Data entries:
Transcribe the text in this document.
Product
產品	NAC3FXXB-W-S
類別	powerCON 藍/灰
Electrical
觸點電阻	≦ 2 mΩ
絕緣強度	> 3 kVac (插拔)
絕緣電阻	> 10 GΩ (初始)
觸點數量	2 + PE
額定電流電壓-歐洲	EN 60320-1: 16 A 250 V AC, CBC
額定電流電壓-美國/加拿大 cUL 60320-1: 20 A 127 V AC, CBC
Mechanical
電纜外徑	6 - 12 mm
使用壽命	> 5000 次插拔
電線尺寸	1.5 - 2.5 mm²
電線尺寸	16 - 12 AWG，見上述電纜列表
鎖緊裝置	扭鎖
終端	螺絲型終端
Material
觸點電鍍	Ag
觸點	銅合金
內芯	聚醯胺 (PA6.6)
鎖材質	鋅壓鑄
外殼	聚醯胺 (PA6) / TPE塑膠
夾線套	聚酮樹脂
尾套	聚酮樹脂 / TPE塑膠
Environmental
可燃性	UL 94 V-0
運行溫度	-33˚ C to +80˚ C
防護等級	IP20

### WHAT THE EXERCISE ASKS
Give back the whole listing, word for word.

### ANSWER
Transcribe the text in this document.
Product
產品	NAC3FXXB-W-S
類別	powerCON 藍/灰
Electrical
觸點電阻	≦ 2 mΩ
絕緣強度	> 3 kVac (插拔)
絕緣電阻	> 10 GΩ (初始)
觸點數量	2 + PE
額定電流電壓-歐洲	EN 60320-1: 16 A 250 V AC, CBC
額定電流電壓-美國/加拿大 cUL 60320-1: 20 A 127 V AC, CBC
Mechanical
電纜外徑	6 - 12 mm
使用壽命	> 5000 次插拔
電線尺寸	1.5 - 2.5 mm²
電線尺寸	16 - 12 AWG，見上述電纜列表
鎖緊裝置	扭鎖
終端	螺絲型終端
Material
觸點電鍍	Ag
觸點	銅合金
內芯	聚醯胺 (PA6.6)
鎖材質	鋅壓鑄
外殼	聚醯胺 (PA6) / TPE塑膠
夾線套	聚酮樹脂
尾套	聚酮樹脂 / TPE塑膠
Environmental
可燃性	UL 94 V-0
運行溫度	-33˚ C to +80˚ C
防護等級	IP20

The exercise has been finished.